## MATERIAL TO PROCESS
★ ★ ★
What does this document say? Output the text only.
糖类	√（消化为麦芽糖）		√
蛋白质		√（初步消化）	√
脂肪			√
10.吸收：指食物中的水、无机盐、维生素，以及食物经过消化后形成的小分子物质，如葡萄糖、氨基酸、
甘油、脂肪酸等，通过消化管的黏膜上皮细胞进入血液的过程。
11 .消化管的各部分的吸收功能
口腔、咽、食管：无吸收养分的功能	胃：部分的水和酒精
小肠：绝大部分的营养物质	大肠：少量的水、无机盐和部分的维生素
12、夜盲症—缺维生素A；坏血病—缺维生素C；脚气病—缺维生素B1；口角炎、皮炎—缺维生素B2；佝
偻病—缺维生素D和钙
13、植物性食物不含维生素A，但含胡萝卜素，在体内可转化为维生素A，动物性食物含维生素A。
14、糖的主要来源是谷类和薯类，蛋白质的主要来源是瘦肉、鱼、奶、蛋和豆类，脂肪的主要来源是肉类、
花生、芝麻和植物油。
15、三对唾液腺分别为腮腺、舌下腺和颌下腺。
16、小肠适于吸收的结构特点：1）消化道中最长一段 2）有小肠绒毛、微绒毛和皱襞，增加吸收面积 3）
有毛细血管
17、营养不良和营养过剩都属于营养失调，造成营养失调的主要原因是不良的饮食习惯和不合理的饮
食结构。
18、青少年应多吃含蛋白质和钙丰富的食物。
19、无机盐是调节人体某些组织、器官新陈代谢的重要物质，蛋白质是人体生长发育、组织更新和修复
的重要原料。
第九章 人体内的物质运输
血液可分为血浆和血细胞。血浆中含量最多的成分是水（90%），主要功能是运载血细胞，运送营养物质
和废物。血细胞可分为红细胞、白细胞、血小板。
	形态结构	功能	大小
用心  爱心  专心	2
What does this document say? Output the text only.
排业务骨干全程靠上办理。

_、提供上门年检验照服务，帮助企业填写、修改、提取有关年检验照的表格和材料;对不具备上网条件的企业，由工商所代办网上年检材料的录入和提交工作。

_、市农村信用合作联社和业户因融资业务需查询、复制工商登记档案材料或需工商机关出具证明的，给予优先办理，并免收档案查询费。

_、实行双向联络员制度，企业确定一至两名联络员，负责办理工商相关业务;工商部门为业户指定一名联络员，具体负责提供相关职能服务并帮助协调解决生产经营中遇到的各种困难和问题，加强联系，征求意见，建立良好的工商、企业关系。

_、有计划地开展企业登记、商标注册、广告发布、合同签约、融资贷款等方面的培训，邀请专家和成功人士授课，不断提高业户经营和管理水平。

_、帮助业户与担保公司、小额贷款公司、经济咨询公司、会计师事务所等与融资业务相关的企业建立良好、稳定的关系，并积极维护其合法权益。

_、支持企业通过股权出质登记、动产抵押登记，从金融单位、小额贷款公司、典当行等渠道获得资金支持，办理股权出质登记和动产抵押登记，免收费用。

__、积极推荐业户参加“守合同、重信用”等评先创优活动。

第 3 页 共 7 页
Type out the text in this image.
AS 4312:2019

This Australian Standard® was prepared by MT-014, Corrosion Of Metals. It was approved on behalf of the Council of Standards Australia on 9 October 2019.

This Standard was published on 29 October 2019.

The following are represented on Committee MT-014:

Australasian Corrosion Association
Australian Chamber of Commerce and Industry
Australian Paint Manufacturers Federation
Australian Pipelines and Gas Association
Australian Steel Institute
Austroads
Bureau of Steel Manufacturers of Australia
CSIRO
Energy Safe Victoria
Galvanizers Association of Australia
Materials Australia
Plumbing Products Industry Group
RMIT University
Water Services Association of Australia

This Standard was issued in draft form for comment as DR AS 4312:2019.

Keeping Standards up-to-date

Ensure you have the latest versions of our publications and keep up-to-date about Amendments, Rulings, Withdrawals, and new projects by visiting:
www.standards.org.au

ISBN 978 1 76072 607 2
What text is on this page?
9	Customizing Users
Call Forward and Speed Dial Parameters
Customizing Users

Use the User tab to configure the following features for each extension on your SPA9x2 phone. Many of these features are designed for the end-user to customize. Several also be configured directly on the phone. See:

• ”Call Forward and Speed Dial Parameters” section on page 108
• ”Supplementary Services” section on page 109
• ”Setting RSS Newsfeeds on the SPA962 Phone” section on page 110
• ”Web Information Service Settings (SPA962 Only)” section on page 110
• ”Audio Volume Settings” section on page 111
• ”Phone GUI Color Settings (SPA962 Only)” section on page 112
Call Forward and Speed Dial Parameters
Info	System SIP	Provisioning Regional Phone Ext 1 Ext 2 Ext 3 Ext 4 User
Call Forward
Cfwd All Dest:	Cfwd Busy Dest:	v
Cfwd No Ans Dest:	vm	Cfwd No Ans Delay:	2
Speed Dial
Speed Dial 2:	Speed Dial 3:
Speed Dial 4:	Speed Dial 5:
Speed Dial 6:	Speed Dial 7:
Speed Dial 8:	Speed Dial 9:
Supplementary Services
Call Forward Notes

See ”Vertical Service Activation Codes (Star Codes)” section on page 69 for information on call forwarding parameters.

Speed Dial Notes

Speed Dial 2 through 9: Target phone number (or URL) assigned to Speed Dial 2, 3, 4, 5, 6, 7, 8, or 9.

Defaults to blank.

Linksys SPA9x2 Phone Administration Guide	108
★ ★ ★
## EXERCISE DESCRIPTION
Transcribe all entries exactly as they are given.

## OUTPUT FOR THIS TASK
What does this document say? Output the text only.
糖类	√（消化为麦芽糖）		√
蛋白质		√（初步消化）	√
脂肪			√
10.吸收：指食物中的水、无机盐、维生素，以及食物经过消化后形成的小分子物质，如葡萄糖、氨基酸、
甘油、脂肪酸等，通过消化管的黏膜上皮细胞进入血液的过程。
11 .消化管的各部分的吸收功能
口腔、咽、食管：无吸收养分的功能	胃：部分的水和酒精
小肠：绝大部分的营养物质	大肠：少量的水、无机盐和部分的维生素
12、夜盲症—缺维生素A；坏血病—缺维生素C；脚气病—缺维生素B1；口角炎、皮炎—缺维生素B2；佝
偻病—缺维生素D和钙
13、植物性食物不含维生素A，但含胡萝卜素，在体内可转化为维生素A，动物性食物含维生素A。
14、糖的主要来源是谷类和薯类，蛋白质的主要来源是瘦肉、鱼、奶、蛋和豆类，脂肪的主要来源是肉类、
花生、芝麻和植物油。
15、三对唾液腺分别为腮腺、舌下腺和颌下腺。
16、小肠适于吸收的结构特点：1）消化道中最长一段 2）有小肠绒毛、微绒毛和皱襞，增加吸收面积 3）
有毛细血管
17、营养不良和营养过剩都属于营养失调，造成营养失调的主要原因是不良的饮食习惯和不合理的饮
食结构。
18、青少年应多吃含蛋白质和钙丰富的食物。
19、无机盐是调节人体某些组织、器官新陈代谢的重要物质，蛋白质是人体生长发育、组织更新和修复
的重要原料。
第九章 人体内的物质运输
血液可分为血浆和血细胞。血浆中含量最多的成分是水（90%），主要功能是运载血细胞，运送营养物质
和废物。血细胞可分为红细胞、白细胞、血小板。
	形态结构	功能	大小
用心  爱心  专心	2
What does this document say? Output the text only.
排业务骨干全程靠上办理。

_、提供上门年检验照服务，帮助企业填写、修改、提取有关年检验照的表格和材料;对不具备上网条件的企业，由工商所代办网上年检材料的录入和提交工作。

_、市农村信用合作联社和业户因融资业务需查询、复制工商登记档案材料或需工商机关出具证明的，给予优先办理，并免收档案查询费。

_、实行双向联络员制度，企业确定一至两名联络员，负责办理工商相关业务;工商部门为业户指定一名联络员，具体负责提供相关职能服务并帮助协调解决生产经营中遇到的各种困难和问题，加强联系，征求意见，建立良好的工商、企业关系。

_、有计划地开展企业登记、商标注册、广告发布、合同签约、融资贷款等方面的培训，邀请专家和成功人士授课，不断提高业户经营和管理水平。

_、帮助业户与担保公司、小额贷款公司、经济咨询公司、会计师事务所等与融资业务相关的企业建立良好、稳定的关系，并积极维护其合法权益。

_、支持企业通过股权出质登记、动产抵押登记，从金融单位、小额贷款公司、典当行等渠道获得资金支持，办理股权出质登记和动产抵押登记，免收费用。

__、积极推荐业户参加“守合同、重信用”等评先创优活动。

第 3 页 共 7 页
Type out the text in this image.
AS 4312:2019

This Australian Standard® was prepared by MT-014, Corrosion Of Metals. It was approved on behalf of the Council of Standards Australia on 9 October 2019.

This Standard was published on 29 October 2019.

The following are represented on Committee MT-014:

Australasian Corrosion Association
Australian Chamber of Commerce and Industry
Australian Paint Manufacturers Federation
Australian Pipelines and Gas Association
Australian Steel Institute
Austroads
Bureau of Steel Manufacturers of Australia
CSIRO
Energy Safe Victoria
Galvanizers Association of Australia
Materials Australia
Plumbing Products Industry Group
RMIT University
Water Services Association of Australia

This Standard was issued in draft form for comment as DR AS 4312:2019.

Keeping Standards up-to-date

Ensure you have the latest versions of our publications and keep up-to-date about Amendments, Rulings, Withdrawals, and new projects by visiting:
www.standards.org.au

ISBN 978 1 76072 607 2
What text is on this page?
9	Customizing Users
Call Forward and Speed Dial Parameters
Customizing Users

Use the User tab to configure the following features for each extension on your SPA9x2 phone. Many of these features are designed for the end-user to customize. Several also be configured directly on the phone. See:

• ”Call Forward and Speed Dial Parameters” section on page 108
• ”Supplementary Services” section on page 109
• ”Setting RSS Newsfeeds on the SPA962 Phone” section on page 110
• ”Web Information Service Settings (SPA962 Only)” section on page 110
• ”Audio Volume Settings” section on page 111
• ”Phone GUI Color Settings (SPA962 Only)” section on page 112
Call Forward and Speed Dial Parameters
Info	System SIP	Provisioning Regional Phone Ext 1 Ext 2 Ext 3 Ext 4 User
Call Forward
Cfwd All Dest:	Cfwd Busy Dest:	v
Cfwd No Ans Dest:	vm	Cfwd No Ans Delay:	2
Speed Dial
Speed Dial 2:	Speed Dial 3:
Speed Dial 4:	Speed Dial 5:
Speed Dial 6:	Speed Dial 7:
Speed Dial 8:	Speed Dial 9:
Supplementary Services
Call Forward Notes

See ”Vertical Service Activation Codes (Star Codes)” section on page 69 for information on call forwarding parameters.

Speed Dial Notes

Speed Dial 2 through 9: Target phone number (or URL) assigned to Speed Dial 2, 3, 4, 5, 6, 7, 8, or 9.

Defaults to blank.

Linksys SPA9x2 Phone Administration Guide	108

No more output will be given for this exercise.